• What you will do:
a. In the Thursday Night Football post, translate this sentence into Spanish: "Despite any scorn that some may have for TNF, it is quite popular."
b. Condense the paragraph of the Thursday Night Football post that begins "Some dismiss it as the NFL cramming" into a shorter version that keeps its main facts.
c. Write the next paragraph of the Thursday Night Football post, picking up after its final sentence.

• Provided text:

Thursday night football. Do you love it or ignore it? Do you eschew all responsibilities to make room for it or do you avoid it like a sniffing and coughing co-worker in flu season?
Some dismiss it as the NFL cramming an extra day of football into the week where its as out of place as stuffing a Thanksgiving turkey with Spam. In 2014, there was a stigma attached to TNF that they only scheduled poor match-ups. There is a bit of truth to that as we saw the Falcons dismantle the Buccaneers 56-14 in week 3, the Giants pound Washington 45-14 in week 4, the Packers dominate the Vikings 42-10 in week 5, and well, you see where I’m going.
I love football. Love it. I’ll take day it every day of the week and twice on Sunday. Wait, there are three games on Sunday. Damn. I’ll take it four times on Sunday then. Early morning London games mean there are four games on Sunday you say? Damn damn. I guess I’ll take it five times on Sunday then.
Though chores and kids have a tendency to get in the way of my availability to watch it. Obviously our newborn demands quite a bit of attention. And even when she’s napping and I can bring my three year old son into the basement to watch a game, he maybe will spend 10 minutes actually watching the game (always picking the opposite team his dad is rooting for of course), and the rest of the time either leaping from couch to ottoman to couch in an attempt to avoid the floor or asking me to pretend to help him repair some toy truck that has broken down or some piece of furniture that needs its screws tightened apparently.
Jason pictured here fixing a drawer.
Speaking of chores, what the hell is with leaves still being on the trees in mid December? Our final lawn refuse pick up day has come and gone, and we still have a tree with half of its leaves. I can do nothing but feel impotent each morning as I sit down for breakfast and watch as it laughs in my face.
What was I saying? Oh yeah, QB performance on Thursday Night Football.
Despite any scorn that some may have for TNF, it is quite popular. In November this year, TNF has an average rating of around 8.4 for adults 18-49 and sees about 23 million viewers.
So there’s no question the NFL has its marketing down pat and and its branding is almost unrivaled. But, how is the TNF product? There are rumors that Thursday night teams play worse games than when they play on Sunday or Monday…and many fantasy articles will tell you to avoid starting any TNF players.
On its surface, it makes some sense that teams wouldn’t play their best football on a short week. I mean, we all see the vicious hits that go on during a game and we see the exhausted players on the sideline at the end of a game. It’s hard to argue that a player isn’t spent when we see them sucking down oxygen like a child being handed a Capri Sun on a hot summer day.

• Supplied information:
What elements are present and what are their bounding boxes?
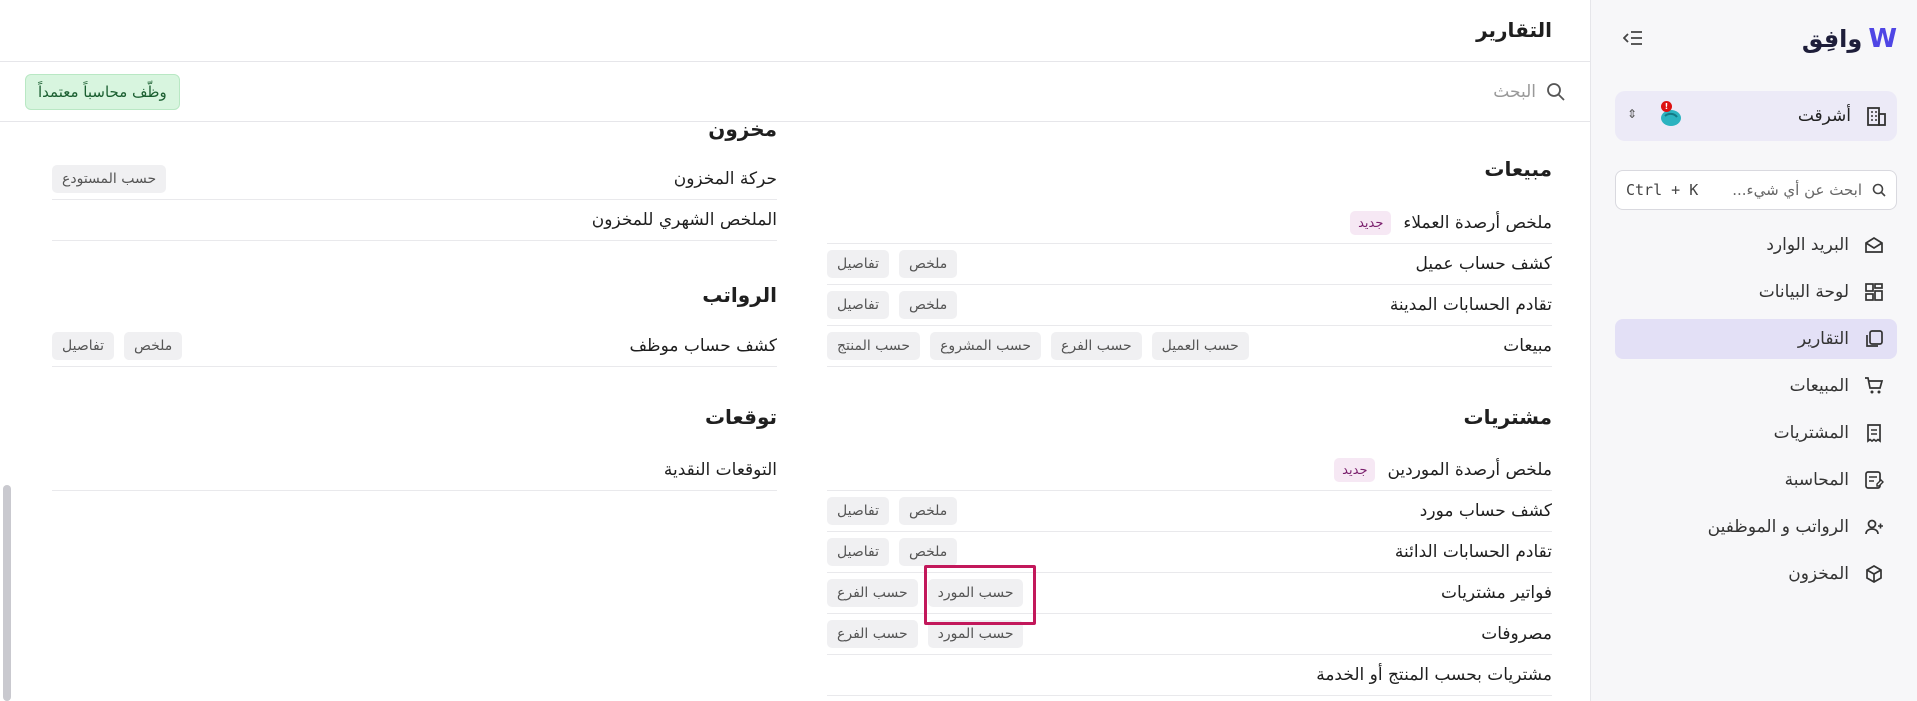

• Results for the exercise:
a. A pesar del desprecio que algunos puedan sentir por el TNF, es bastante popular.

b. Some see TNF as the NFL forcing an out-of-place extra day of football into the week. In 2014, TNF had a reputation for scheduling poor match-ups, and there was some truth to it. The Falcons beat the Buccaneers 56-14 in week 3, the Giants beat Washington 45-14 in week 4, and the Packers beat the Vikings 42-10 in week 5.

c.
Monday is a day of rest for NFL players (Tuesday if they play on MNF). And so, if a team plays Sunday and takes a day off Monday for rest, that would leave only two days of practice before a game on Thursday night; three fewer days of practice, game tape review, and scheming than if they played again on Sunday. I mean, if you were in college and recently took a midterm exam and were facing another major test in next week’s class, there’s a high likelihood that you would not only be burned out from studying for the midterm, but that you’d have less time to prepare and properly study for the upcoming test. So it stands to reason, that on its surface, one would expect a team to play worse because of their reduced preparation time. But is that really the case?
In a standard league scoring format, let’s look at some stats put up by QB’s.
*annual fantasy points from fantasydata.com
First thing’s first, why look at fantasy points. Why not look at QB rating or ESPN’s Total QBR? Well, those ranking systems look at how a QB plays and assigns numbers to that performance…but so does fantasy points. Fantasy football scores are just another metric to see how a player performs.
We can see respectable numbers for many. And yes, Peyton is having a very bad year. And yes, Eli had a terrible 2013. And yes (insert other argument). But all things considered, fantasy football is largely about consistency and pulling as many points as possible. And these QB’s over the long run give us a good baseline to look at TNF performances. And, at the very least, we’re comparing everyone under the same criteria.
So how do those points per game play out when those same QB’s play on TNF?
Of course I need to point out that that the sheer lack of TNF games means the sample size is inherently small. But the purpose is to look at how a QB does normally vs how he performs on TNF. Here are the totals side-by-side.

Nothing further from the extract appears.